TASK DETAILS:
Quote all entries exactly, leaving pictures aside.

[Records from a dataset]

○ ○ ○

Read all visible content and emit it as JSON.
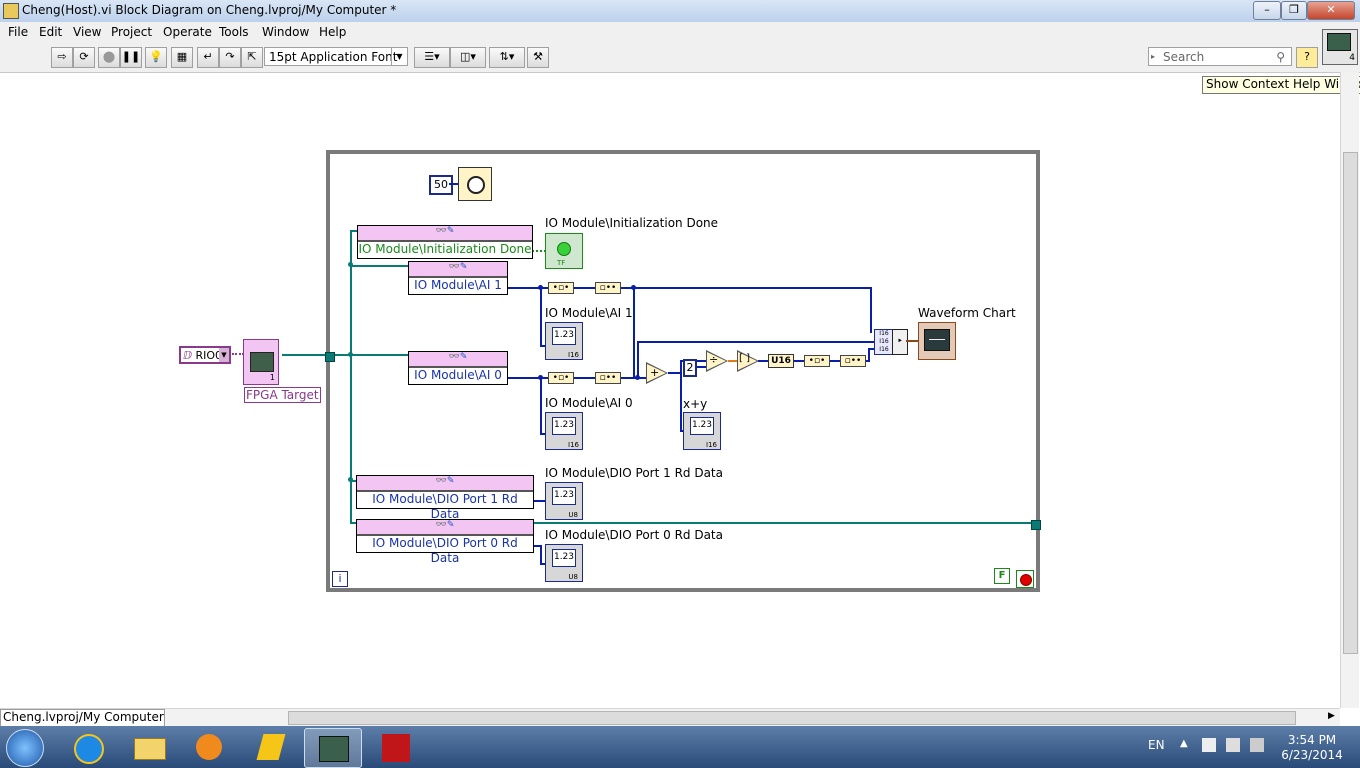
{
  "window": {
    "title": "Cheng(Host).vi Block Diagram on Cheng.lvproj/My Computer *"
  },
  "menu": [
    "File",
    "Edit",
    "View",
    "Project",
    "Operate",
    "Tools",
    "Window",
    "Help"
  ],
  "toolbar": {
    "font": "15pt Application Font",
    "search_placeholder": "Search",
    "tooltip": "Show Context Help Window",
    "vi_count": "4"
  },
  "diagram": {
    "wait_ms": "50",
    "divisor": "2",
    "fpga_ref": "RIO0",
    "fpga_target": "FPGA Target",
    "fpga_num": "1",
    "conv_type": "U16",
    "loop_stop": "F",
    "iteration": "i",
    "read_nodes": {
      "init_done": "IO Module\\Initialization Done",
      "ai1": "IO Module\\AI 1",
      "ai0": "IO Module\\AI 0",
      "dio1": "IO Module\\DIO Port 1 Rd Data",
      "dio0": "IO Module\\DIO Port 0 Rd Data"
    },
    "indicators": {
      "init_done": "IO Module\\Initialization Done",
      "ai1": "IO Module\\AI 1",
      "ai0": "IO Module\\AI 0",
      "sum": "x+y",
      "dio1": "IO Module\\DIO Port 1 Rd Data",
      "dio0": "IO Module\\DIO Port 0 Rd Data",
      "chart": "Waveform Chart"
    },
    "numeric_glyph": "1.23",
    "bool_glyph": "TF",
    "type_i16": "I16",
    "type_u8": "U8"
  },
  "status": {
    "project": "Cheng.lvproj/My Computer"
  },
  "taskbar": {
    "lang": "EN",
    "time": "3:54 PM",
    "date": "6/23/2014"
  }
}
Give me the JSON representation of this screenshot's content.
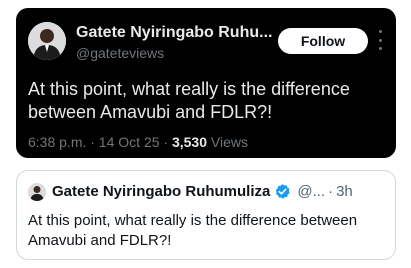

○ ○ ○

ANSWER TO THIS TASK:
Read all visible content and emit it as JSON.
{
  "window": {
    "title": "Cheng(Host).vi Block Diagram on Cheng.lvproj/My Computer *"
  },
  "menu": [
    "File",
    "Edit",
    "View",
    "Project",
    "Operate",
    "Tools",
    "Window",
    "Help"
  ],
  "toolbar": {
    "font": "15pt Application Font",
    "search_placeholder": "Search",
    "tooltip": "Show Context Help Window",
    "vi_count": "4"
  },
  "diagram": {
    "wait_ms": "50",
    "divisor": "2",
    "fpga_ref": "RIO0",
    "fpga_target": "FPGA Target",
    "fpga_num": "1",
    "conv_type": "U16",
    "loop_stop": "F",
    "iteration": "i",
    "read_nodes": {
      "init_done": "IO Module\\Initialization Done",
      "ai1": "IO Module\\AI 1",
      "ai0": "IO Module\\AI 0",
      "dio1": "IO Module\\DIO Port 1 Rd Data",
      "dio0": "IO Module\\DIO Port 0 Rd Data"
    },
    "indicators": {
      "init_done": "IO Module\\Initialization Done",
      "ai1": "IO Module\\AI 1",
      "ai0": "IO Module\\AI 0",
      "sum": "x+y",
      "dio1": "IO Module\\DIO Port 1 Rd Data",
      "dio0": "IO Module\\DIO Port 0 Rd Data",
      "chart": "Waveform Chart"
    },
    "numeric_glyph": "1.23",
    "bool_glyph": "TF",
    "type_i16": "I16",
    "type_u8": "U8"
  },
  "status": {
    "project": "Cheng.lvproj/My Computer"
  },
  "taskbar": {
    "lang": "EN",
    "time": "3:54 PM",
    "date": "6/23/2014"
  }
}
Give me the JSON representation of this screenshot's content.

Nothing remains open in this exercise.